A few years ago, Derren Brown, the psychological illusionist, performed a trick in which he interviewed a group of strangers individually for a short period, to build up a distinctive mental profile. He then went away and wrote up these singular reports, handing them at random to the group. There were no names on the envelopes, but the instruction was to read what was inside and if a person believed that he had received his profile he should swap with a neighbour.

 

To a man, everybody attempted to change. And here is the trick. Each report was the same. There were no individual profiles, just one duplicated study. Brown played on human vanity, on our belief that we are special and different, to prove that we are basically the same. For instance, he wrote that the person in question was such a perfectionist that he sometimes struggled to achieve his aims. We would all like to believe that. We would all prefer to think that it is our quest for perfection that leads to failure, not ineptitude or inadequacy. And that is how it is at Newcastle.

 

They love the No 9 shirt on Tyneside and this is beguiling, but every club has its quirks, its iconic figures, memories and meanings that set it apart. In truth, the Toon is kidding itself. Equating failure to win a serious trophy since 1969 with a special affinity with cavalier football is just as flawed as the conviction that the best team lost the title in 1995-96, when Newcastle blew a 12-point lead.

[Items stored in a collection]
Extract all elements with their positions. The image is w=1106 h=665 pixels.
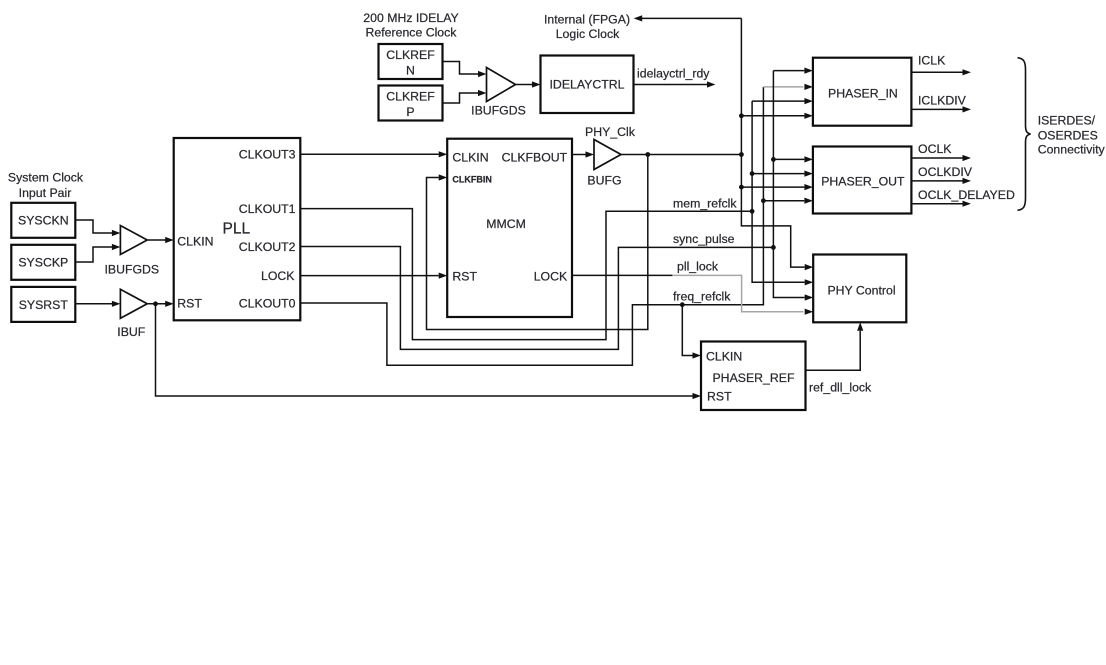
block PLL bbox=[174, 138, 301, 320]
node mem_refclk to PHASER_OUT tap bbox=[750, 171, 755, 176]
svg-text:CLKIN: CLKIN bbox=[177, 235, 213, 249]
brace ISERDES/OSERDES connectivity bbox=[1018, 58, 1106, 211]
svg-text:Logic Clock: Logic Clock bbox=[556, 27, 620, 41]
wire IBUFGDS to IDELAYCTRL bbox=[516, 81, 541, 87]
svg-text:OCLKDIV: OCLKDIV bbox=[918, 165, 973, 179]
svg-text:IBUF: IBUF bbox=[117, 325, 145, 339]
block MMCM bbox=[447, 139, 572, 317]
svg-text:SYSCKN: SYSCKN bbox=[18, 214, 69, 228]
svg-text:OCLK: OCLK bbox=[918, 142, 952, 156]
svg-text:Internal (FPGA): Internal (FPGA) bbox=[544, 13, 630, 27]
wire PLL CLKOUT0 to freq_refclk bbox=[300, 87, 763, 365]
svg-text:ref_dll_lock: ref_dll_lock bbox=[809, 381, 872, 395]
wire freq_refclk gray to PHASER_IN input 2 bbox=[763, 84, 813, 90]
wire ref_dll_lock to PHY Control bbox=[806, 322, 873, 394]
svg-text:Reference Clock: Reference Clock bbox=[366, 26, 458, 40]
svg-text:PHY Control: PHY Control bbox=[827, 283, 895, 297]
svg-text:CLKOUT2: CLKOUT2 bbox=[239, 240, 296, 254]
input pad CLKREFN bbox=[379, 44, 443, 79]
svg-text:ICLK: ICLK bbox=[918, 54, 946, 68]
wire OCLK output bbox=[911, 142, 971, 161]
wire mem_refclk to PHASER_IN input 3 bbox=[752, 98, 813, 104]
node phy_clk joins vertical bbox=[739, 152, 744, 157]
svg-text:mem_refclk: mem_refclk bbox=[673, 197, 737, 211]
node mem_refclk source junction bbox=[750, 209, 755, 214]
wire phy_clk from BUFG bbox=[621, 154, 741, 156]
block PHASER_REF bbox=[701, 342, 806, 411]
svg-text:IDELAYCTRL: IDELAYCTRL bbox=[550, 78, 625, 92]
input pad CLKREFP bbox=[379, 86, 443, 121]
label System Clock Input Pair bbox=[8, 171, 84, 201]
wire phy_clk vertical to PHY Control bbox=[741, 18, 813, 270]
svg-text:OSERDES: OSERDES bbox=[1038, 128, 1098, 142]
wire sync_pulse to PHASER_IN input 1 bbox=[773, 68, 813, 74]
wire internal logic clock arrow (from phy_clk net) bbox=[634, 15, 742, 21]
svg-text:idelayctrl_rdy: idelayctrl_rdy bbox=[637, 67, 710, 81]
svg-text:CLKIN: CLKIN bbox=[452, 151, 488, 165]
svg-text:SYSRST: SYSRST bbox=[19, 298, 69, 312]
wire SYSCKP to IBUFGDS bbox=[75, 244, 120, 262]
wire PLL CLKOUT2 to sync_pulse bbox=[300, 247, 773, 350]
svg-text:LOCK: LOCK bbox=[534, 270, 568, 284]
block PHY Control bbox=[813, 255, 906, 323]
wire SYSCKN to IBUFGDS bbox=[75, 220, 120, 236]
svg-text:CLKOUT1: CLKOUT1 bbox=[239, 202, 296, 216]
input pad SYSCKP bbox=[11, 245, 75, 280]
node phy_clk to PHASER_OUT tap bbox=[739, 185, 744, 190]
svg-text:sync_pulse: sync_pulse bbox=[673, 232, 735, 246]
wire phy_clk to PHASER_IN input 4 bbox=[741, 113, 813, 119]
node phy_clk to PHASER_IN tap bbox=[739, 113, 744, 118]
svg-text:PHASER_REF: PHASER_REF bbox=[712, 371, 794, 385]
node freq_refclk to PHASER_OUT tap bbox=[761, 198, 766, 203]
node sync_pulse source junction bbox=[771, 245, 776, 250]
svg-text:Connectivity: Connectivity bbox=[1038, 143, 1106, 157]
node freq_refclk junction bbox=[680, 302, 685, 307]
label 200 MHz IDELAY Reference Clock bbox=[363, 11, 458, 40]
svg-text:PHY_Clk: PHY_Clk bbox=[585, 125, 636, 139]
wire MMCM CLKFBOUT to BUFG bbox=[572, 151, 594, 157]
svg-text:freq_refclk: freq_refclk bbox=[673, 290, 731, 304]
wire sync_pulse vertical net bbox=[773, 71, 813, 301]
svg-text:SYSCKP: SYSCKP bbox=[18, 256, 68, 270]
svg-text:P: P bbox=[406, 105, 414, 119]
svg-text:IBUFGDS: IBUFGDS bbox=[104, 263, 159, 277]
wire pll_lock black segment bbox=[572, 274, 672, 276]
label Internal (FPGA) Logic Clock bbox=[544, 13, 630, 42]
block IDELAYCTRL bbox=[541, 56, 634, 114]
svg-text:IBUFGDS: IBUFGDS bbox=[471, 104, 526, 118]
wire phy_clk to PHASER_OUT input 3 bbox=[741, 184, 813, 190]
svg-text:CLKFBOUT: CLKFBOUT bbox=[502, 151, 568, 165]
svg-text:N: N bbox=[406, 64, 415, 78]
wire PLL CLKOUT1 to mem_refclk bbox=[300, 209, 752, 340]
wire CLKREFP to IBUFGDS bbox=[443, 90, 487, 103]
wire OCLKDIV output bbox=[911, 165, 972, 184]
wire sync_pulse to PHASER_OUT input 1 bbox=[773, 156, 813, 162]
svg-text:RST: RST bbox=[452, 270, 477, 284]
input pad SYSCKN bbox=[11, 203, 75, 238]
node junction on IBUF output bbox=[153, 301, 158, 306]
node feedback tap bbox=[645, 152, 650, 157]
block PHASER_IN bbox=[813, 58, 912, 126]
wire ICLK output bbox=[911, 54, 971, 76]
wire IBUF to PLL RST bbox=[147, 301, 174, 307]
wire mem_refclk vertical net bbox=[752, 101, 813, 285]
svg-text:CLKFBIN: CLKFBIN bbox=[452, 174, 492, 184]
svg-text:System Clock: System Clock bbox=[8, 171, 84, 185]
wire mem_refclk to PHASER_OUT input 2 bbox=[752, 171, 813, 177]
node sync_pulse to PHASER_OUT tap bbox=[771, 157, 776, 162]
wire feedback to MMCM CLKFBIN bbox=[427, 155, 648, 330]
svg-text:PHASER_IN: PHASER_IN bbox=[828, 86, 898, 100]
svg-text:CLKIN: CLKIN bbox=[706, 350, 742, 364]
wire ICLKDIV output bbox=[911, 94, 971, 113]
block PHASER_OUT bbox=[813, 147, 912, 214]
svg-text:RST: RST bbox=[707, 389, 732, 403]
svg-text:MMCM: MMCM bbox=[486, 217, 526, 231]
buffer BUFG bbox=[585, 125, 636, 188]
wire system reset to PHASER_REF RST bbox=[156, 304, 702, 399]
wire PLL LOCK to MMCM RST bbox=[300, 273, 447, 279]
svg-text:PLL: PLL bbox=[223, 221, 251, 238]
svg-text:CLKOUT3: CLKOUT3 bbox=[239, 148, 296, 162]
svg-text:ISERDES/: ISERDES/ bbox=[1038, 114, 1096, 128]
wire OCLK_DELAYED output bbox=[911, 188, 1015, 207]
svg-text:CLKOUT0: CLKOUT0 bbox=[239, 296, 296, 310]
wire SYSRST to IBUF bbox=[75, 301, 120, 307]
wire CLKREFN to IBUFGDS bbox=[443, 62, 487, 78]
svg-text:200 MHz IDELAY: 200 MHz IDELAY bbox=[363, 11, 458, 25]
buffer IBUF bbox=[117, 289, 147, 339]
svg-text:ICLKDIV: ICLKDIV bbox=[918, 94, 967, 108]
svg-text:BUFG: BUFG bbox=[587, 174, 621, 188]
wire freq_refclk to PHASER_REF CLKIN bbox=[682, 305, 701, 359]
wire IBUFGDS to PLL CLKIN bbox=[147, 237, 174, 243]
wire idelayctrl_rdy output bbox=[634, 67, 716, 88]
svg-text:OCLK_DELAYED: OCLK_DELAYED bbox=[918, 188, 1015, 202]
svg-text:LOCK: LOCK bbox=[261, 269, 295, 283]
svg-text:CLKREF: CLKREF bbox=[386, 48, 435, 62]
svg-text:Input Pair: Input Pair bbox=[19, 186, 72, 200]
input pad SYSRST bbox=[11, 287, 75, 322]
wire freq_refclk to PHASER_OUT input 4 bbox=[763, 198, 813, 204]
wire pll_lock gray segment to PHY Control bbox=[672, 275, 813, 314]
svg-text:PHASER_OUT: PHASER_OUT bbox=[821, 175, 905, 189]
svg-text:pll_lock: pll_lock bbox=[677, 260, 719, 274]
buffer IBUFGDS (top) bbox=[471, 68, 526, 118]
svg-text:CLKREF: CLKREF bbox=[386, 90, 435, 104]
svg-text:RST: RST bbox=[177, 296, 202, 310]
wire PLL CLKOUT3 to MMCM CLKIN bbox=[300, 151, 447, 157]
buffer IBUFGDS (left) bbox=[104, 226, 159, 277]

**REQUIRED TASKS:**
[a] Echo the Newcastle passage word for word, starting at "A few years" and ending at "with a neighbour.".
[b] According to the Newcastle passage, what does every club have that sets it apart? List each item.
[c] Pick up the Newcastle passage after its last sentence and extend it.

**SOLVED TASKS:**
[a]
A few years ago, Derren Brown, the psychological illusionist, performed a trick in which he interviewed a group of strangers individually for a short period, to build up a distinctive mental profile. He then went away and wrote up these singular reports, handing them at random to the group. There were no names on the envelopes, but the instruction was to read what was inside and if a person believed that he had received his profile he should swap with a neighbour.

[b] quirks, iconic figures, memories, meanings

[c]
 

In fact, Manchester United, the eventual champions, beat them home and away that season, with an aggregate score of 3-0. Southampton defeated Newcastle, too, as did Chelsea, West Ham, Arsenal, Liverpool and Blackburn Rovers. Indeed, in his previous time as Newcastle manager, when the team was in the top division and strong enough to win a trophy, Keegan lost domestic cup-ties against Wimbledon, Luton, Manchester City, Everton, Arsenal, Chelsea and Middlesbrough. There were high times and exciting times, yes, but not every moment was perfect. Far from it.

 

Keegan got a special welcome on Saturday, too, but when the match began, it was not enough to inspire a win over Bolton Wanderers. Newcastle regards itself as a club apart because, in almost 40 years, what else could define it but the intangible? Unfortunately, the Premier League is not school sports day. Everyone is not a winner and nobody is special, despite what King Kev may tell the faithful.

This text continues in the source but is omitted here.